What you need to do:
Copy out each line of the material below that holds the string "메스티아".

Material for this task:
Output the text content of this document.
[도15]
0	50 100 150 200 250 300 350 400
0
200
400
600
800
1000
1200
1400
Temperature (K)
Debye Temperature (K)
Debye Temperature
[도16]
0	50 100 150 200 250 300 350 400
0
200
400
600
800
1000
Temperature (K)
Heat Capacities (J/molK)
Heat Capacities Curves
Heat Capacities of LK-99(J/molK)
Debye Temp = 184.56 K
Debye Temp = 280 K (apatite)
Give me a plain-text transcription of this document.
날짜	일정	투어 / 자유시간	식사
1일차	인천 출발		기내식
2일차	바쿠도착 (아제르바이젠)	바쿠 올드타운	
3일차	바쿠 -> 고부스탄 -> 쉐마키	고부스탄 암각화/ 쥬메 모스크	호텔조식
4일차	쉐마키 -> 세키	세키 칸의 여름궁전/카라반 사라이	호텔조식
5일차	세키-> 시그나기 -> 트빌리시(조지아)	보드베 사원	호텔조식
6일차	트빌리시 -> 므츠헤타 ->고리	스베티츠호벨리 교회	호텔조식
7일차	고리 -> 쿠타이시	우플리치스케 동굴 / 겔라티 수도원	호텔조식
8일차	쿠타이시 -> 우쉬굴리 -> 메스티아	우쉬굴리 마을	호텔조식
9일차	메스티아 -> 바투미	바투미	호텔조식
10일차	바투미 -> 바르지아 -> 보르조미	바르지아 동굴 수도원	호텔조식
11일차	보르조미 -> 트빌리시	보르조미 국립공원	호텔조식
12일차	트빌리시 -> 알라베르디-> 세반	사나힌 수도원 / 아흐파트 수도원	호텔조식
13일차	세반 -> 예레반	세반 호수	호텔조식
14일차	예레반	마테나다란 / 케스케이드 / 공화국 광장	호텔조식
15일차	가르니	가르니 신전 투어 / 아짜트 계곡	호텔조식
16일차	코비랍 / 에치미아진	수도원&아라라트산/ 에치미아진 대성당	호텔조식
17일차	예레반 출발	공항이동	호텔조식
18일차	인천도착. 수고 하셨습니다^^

Exercise result:
8일차	쿠타이시 -> 우쉬굴리 -> 메스티아	우쉬굴리 마을	호텔조식
9일차	메스티아 -> 바투미	바투미	호텔조식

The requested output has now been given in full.